▶ **Task to carry out**: Of all the lines in the material below, how many include the string "from"? Give the number only.

▶ **Record extracts**:
--------------------------------
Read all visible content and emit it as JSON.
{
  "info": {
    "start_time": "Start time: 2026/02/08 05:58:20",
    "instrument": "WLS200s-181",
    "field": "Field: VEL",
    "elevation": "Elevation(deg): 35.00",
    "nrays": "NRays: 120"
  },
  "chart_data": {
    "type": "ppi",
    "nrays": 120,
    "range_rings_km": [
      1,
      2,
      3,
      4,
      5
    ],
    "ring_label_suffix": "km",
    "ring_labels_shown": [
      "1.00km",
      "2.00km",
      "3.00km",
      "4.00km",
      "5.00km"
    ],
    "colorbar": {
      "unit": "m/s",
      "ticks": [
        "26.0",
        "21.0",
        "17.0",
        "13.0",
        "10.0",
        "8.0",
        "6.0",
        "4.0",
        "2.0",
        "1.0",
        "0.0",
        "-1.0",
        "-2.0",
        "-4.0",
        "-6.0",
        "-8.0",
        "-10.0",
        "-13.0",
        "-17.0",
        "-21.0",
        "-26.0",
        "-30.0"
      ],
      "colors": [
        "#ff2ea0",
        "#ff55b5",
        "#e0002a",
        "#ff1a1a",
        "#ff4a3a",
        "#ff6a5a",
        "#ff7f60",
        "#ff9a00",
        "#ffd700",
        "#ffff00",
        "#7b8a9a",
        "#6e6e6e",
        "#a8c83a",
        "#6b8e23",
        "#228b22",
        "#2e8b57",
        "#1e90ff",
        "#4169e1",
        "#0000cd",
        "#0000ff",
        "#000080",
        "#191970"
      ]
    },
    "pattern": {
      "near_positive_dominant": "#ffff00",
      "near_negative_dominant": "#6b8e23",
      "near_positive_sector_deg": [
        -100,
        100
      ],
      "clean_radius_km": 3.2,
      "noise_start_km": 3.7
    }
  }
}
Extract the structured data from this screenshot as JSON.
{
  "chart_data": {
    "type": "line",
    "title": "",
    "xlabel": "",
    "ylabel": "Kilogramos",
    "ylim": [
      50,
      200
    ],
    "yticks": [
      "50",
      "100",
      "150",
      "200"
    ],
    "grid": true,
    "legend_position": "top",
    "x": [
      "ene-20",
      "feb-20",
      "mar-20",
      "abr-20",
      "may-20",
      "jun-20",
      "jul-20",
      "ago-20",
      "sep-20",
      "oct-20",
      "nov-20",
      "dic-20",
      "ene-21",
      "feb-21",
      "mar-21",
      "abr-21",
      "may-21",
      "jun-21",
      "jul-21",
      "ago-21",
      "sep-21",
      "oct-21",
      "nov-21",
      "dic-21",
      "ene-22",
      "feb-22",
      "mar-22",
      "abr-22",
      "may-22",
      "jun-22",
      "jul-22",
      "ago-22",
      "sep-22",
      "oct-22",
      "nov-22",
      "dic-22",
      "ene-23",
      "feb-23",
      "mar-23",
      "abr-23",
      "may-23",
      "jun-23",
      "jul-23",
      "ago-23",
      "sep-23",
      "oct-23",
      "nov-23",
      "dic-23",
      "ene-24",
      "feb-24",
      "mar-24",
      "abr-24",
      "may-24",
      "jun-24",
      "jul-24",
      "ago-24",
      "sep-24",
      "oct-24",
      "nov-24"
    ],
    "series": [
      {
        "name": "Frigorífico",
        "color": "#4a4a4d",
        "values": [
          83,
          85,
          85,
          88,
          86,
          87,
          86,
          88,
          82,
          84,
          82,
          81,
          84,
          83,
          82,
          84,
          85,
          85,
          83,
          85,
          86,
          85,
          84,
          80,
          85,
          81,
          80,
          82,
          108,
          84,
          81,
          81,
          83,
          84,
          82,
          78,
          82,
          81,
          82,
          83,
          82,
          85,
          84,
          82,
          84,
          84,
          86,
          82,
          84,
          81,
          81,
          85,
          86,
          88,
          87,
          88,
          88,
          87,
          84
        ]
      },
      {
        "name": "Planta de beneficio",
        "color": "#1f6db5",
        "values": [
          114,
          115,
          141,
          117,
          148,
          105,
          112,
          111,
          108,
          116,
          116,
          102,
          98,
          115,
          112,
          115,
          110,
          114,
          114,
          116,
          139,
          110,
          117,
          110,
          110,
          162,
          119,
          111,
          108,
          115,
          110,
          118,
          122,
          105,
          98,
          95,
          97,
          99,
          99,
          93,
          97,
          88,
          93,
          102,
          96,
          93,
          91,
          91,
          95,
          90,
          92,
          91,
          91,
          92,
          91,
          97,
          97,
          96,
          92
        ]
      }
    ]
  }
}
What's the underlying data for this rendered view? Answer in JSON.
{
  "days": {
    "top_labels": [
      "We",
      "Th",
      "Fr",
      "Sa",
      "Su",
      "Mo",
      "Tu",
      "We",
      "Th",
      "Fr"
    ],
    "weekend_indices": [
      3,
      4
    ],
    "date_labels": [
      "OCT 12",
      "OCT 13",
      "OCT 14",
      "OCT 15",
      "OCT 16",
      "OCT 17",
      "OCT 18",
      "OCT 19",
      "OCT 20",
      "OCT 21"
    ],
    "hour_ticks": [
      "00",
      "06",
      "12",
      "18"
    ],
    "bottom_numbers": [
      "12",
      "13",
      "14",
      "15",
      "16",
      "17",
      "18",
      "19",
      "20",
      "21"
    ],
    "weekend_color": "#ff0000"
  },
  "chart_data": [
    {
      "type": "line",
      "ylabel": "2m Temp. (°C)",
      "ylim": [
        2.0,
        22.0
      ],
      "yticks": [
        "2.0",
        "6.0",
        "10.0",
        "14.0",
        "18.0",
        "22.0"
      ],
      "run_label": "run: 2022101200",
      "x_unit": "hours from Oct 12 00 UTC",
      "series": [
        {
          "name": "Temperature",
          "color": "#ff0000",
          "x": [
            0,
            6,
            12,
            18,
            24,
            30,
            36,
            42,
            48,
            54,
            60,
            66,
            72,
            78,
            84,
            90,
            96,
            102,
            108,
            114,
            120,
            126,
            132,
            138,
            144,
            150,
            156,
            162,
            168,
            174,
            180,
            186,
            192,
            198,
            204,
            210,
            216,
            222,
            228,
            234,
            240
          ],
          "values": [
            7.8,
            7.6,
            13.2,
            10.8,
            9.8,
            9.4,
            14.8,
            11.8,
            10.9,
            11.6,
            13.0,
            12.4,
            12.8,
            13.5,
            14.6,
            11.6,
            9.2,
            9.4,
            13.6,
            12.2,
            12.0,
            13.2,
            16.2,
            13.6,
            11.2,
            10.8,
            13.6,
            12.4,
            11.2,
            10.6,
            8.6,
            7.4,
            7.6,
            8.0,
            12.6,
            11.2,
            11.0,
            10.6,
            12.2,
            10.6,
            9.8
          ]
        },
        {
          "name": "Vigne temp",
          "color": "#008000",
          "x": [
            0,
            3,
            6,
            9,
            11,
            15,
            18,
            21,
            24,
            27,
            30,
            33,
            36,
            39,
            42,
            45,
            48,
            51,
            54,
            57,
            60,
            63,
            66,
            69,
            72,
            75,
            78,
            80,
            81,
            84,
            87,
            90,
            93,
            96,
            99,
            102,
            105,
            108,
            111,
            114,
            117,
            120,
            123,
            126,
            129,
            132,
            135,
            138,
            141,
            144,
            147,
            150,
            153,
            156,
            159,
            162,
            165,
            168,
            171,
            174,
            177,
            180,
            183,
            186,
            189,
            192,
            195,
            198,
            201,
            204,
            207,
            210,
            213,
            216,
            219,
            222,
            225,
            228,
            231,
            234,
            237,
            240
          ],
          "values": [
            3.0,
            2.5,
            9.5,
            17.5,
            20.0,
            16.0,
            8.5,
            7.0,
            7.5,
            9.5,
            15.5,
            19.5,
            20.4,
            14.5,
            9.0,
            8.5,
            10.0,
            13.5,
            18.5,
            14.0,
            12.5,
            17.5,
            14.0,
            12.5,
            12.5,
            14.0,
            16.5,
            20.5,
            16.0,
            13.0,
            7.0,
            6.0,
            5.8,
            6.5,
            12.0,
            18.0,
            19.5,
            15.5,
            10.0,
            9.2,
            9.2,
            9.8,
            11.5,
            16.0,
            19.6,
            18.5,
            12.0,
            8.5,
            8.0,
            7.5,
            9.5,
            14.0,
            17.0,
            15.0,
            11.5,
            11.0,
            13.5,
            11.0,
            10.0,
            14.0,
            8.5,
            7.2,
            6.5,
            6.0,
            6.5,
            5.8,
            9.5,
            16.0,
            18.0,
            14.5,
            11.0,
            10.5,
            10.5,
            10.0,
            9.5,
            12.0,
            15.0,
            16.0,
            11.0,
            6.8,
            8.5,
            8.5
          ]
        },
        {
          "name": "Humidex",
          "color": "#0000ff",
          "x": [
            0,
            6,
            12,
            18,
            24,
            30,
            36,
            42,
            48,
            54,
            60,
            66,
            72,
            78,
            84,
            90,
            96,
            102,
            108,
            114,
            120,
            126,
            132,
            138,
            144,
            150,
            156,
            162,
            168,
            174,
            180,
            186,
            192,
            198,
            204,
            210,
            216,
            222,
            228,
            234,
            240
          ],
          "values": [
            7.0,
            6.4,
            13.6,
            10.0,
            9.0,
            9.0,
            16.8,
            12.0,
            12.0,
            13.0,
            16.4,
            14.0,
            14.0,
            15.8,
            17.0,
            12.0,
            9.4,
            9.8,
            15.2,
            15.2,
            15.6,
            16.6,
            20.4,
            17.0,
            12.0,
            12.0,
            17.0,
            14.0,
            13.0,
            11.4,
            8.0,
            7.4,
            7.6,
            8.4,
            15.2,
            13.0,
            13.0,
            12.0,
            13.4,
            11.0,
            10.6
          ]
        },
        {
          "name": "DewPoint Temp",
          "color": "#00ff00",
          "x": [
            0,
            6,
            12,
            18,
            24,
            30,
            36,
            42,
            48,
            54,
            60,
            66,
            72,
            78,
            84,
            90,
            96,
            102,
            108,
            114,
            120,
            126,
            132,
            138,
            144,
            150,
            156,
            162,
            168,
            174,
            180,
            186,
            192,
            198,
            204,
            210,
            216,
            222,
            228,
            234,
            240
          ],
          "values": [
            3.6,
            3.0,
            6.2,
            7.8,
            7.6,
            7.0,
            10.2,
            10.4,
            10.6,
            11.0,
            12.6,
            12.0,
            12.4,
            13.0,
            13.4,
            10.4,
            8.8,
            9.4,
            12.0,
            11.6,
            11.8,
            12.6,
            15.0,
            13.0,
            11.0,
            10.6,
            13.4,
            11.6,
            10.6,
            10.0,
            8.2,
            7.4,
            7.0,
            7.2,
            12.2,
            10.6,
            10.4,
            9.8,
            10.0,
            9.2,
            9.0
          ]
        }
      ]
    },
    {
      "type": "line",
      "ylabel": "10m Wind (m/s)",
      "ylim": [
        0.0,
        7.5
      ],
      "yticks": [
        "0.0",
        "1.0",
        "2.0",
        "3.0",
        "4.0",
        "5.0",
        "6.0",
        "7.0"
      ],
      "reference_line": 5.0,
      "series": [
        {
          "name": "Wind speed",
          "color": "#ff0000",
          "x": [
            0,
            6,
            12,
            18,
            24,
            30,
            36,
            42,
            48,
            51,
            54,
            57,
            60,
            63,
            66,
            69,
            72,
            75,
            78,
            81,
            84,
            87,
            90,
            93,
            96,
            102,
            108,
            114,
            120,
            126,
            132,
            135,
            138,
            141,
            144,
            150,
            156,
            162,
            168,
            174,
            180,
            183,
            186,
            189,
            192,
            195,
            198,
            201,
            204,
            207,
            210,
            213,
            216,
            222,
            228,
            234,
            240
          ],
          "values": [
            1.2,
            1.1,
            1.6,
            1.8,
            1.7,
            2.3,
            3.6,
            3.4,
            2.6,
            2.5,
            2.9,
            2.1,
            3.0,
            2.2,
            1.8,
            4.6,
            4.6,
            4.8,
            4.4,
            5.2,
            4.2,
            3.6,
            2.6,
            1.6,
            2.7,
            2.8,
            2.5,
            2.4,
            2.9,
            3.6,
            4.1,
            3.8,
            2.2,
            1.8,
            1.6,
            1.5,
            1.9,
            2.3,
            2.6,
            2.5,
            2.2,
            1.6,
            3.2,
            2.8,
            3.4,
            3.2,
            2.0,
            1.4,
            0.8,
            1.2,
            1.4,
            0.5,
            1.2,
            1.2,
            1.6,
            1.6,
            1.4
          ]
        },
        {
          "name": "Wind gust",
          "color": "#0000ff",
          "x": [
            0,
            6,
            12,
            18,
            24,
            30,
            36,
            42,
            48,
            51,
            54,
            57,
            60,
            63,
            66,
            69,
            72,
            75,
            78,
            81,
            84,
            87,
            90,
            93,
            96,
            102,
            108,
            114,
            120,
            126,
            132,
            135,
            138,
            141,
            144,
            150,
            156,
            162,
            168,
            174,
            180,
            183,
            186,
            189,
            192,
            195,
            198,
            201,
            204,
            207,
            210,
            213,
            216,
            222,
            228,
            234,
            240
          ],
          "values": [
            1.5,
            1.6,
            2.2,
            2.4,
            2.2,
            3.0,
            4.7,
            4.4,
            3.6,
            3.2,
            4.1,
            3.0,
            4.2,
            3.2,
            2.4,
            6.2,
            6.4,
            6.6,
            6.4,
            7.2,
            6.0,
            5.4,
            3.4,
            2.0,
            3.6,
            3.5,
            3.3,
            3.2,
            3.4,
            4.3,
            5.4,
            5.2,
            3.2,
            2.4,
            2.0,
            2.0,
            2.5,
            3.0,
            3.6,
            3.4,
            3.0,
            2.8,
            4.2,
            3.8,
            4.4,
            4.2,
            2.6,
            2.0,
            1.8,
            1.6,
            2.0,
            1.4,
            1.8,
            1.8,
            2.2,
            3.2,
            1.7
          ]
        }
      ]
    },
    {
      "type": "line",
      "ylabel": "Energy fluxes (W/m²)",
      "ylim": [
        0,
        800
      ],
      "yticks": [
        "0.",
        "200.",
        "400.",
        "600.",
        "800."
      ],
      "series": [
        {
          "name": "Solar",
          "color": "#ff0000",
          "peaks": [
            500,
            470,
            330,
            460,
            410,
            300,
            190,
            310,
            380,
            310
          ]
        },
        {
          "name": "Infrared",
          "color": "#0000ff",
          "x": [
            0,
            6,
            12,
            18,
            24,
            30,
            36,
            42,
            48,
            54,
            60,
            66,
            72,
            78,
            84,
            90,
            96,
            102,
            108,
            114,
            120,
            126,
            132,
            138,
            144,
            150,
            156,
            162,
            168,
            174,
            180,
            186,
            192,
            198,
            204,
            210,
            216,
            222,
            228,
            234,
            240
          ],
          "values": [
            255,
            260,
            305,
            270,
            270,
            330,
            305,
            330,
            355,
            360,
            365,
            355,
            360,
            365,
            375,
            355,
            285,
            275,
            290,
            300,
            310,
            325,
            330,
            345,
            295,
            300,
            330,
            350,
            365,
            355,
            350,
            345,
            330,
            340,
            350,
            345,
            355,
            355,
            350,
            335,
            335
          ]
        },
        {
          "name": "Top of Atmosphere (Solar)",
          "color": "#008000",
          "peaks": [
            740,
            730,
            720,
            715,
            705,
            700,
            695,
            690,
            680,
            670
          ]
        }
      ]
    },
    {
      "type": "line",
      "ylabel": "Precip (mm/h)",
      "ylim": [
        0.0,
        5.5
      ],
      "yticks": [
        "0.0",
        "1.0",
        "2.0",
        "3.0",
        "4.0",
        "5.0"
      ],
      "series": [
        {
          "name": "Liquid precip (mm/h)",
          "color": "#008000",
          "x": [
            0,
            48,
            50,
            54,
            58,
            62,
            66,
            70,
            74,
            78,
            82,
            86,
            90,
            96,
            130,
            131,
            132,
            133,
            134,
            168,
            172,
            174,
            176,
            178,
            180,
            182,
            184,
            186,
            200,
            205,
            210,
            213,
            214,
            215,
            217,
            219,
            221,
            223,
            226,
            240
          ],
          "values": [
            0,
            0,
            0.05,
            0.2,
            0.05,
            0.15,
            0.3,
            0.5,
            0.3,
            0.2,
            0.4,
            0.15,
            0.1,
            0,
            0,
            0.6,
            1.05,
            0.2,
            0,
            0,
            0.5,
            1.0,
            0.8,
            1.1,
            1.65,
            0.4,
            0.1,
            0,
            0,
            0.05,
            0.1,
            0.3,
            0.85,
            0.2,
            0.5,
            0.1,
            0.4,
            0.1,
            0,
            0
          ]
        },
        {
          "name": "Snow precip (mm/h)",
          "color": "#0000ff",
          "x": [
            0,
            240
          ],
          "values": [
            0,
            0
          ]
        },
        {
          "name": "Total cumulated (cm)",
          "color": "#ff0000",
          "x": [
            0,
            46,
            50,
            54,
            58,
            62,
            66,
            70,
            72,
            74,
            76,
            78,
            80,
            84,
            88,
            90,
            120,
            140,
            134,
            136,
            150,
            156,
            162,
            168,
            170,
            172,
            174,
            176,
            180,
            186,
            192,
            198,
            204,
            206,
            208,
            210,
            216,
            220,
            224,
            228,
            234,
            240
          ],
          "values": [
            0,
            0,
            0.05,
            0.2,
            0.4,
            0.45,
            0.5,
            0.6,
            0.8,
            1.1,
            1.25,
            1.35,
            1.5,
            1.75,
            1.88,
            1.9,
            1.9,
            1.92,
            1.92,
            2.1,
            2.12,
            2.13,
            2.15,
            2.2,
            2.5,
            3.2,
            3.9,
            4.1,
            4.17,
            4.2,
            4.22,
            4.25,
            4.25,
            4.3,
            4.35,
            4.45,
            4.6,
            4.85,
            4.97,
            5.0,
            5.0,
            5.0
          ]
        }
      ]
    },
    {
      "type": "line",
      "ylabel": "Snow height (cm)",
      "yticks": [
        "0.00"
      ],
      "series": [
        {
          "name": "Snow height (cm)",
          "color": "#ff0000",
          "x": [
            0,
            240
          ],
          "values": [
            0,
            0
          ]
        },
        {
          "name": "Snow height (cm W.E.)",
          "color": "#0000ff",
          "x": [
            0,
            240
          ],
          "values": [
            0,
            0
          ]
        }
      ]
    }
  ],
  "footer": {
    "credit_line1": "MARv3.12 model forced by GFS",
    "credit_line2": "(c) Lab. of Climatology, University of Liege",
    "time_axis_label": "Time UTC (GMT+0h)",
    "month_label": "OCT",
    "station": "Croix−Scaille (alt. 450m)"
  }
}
--------------------------------
▶ **Result of the exercise**: 2